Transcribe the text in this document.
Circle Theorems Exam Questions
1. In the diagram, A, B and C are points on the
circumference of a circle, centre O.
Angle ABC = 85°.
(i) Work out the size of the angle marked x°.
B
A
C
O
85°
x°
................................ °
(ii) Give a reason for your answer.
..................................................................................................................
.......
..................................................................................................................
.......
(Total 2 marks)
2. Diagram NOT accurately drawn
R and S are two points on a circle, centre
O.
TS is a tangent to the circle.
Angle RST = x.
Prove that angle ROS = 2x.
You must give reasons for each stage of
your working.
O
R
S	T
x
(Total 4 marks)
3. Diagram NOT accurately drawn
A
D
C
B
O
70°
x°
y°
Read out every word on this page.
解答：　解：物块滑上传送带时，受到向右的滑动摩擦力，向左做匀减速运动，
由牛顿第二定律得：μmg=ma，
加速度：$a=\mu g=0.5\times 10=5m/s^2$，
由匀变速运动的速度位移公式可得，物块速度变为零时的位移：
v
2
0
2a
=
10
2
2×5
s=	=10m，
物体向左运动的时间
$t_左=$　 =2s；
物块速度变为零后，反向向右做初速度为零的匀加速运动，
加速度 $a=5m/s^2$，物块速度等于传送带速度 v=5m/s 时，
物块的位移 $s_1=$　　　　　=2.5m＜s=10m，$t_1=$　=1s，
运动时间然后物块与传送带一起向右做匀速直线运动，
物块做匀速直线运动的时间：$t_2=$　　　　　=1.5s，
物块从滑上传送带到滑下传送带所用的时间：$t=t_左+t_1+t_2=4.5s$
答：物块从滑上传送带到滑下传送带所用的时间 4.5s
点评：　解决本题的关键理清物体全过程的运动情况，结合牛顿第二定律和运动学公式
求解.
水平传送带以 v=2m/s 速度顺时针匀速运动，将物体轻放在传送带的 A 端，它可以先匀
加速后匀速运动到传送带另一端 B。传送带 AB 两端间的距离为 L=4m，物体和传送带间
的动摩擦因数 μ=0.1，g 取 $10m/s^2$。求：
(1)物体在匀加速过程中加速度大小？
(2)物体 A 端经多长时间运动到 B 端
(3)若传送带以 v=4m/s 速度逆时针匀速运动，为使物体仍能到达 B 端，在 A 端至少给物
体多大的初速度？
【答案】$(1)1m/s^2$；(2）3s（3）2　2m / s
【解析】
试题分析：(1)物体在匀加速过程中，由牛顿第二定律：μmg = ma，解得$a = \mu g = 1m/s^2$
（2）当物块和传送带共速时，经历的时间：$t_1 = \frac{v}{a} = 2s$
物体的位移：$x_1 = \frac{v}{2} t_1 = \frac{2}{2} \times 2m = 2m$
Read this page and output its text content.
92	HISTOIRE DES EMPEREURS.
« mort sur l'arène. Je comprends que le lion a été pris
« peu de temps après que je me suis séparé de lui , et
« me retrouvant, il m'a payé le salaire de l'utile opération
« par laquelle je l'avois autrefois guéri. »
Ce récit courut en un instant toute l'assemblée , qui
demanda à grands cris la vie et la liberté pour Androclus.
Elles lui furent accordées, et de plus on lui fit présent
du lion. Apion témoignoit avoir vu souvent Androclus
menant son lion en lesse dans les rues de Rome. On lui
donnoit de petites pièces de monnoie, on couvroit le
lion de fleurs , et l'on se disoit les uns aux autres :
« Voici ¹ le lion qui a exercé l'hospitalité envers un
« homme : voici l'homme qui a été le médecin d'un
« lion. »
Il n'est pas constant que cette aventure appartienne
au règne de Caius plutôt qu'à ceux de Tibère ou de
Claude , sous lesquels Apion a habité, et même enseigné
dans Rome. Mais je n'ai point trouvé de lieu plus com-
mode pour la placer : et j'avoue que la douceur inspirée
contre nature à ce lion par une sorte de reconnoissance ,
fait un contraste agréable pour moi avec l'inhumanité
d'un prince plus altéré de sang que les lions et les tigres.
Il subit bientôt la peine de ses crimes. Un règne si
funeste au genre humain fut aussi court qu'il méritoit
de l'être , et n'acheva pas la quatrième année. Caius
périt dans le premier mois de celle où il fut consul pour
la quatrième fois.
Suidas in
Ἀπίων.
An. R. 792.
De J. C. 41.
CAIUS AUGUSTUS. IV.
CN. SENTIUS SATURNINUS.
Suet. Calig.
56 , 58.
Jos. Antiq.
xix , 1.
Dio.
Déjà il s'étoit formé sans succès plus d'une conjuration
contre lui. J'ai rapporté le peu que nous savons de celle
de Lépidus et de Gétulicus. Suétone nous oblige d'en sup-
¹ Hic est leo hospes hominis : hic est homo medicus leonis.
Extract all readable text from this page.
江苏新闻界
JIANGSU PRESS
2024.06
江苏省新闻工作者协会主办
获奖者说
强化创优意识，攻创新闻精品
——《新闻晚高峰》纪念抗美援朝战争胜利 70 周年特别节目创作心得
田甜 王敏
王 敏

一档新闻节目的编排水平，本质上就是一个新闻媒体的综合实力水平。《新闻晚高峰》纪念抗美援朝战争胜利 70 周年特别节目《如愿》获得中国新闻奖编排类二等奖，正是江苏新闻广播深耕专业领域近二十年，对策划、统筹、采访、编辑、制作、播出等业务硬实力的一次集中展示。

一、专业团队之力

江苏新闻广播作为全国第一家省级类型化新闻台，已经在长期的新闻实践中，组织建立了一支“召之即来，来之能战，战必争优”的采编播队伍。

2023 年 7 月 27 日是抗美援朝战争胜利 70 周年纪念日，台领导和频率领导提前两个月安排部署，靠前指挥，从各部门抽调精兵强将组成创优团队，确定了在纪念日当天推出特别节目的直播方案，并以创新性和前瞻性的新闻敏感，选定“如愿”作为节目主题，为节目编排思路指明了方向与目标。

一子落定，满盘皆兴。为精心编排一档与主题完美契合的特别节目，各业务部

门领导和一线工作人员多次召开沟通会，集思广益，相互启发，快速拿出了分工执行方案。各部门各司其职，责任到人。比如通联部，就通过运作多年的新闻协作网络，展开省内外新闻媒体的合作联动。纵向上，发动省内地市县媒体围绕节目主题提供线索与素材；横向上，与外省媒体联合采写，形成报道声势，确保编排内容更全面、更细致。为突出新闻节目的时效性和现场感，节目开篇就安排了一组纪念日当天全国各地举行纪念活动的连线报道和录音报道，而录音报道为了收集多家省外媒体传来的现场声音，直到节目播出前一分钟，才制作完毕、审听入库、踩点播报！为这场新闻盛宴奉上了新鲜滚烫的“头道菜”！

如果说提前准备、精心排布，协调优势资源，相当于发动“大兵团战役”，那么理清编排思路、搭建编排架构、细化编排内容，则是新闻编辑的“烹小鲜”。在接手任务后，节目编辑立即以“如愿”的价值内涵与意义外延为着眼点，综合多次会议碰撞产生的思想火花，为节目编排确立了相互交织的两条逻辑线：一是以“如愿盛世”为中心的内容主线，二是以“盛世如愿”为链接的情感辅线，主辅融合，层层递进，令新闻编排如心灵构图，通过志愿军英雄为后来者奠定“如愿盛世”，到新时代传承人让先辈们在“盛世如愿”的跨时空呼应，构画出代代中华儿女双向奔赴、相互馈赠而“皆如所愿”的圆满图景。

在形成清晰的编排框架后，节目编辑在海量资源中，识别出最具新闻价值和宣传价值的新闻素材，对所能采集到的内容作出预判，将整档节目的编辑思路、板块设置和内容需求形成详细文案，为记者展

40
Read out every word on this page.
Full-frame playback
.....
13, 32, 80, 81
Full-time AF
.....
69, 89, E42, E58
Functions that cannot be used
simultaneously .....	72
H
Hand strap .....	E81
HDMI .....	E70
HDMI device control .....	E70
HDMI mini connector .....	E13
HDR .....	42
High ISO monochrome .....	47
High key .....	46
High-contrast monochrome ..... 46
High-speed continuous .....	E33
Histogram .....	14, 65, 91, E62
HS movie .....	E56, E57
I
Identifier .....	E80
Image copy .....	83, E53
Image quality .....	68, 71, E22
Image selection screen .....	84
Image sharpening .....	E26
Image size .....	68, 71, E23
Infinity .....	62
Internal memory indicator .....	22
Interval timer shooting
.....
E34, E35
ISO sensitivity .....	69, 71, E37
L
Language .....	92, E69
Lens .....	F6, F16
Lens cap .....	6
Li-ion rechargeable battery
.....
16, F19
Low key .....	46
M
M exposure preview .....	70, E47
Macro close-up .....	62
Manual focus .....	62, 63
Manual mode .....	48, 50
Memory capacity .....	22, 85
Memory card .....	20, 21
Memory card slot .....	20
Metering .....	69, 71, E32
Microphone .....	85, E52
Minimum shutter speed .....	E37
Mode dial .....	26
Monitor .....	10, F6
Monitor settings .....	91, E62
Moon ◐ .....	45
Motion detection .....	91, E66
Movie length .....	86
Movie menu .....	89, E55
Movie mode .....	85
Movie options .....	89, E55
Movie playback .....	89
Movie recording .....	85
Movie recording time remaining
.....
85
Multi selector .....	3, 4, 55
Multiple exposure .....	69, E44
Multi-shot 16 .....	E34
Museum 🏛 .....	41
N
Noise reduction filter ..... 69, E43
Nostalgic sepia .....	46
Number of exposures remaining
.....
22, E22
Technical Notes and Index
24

Task goal — Search the lines for the word "Androclus" and report how many contain it, by number only.

Reply — 2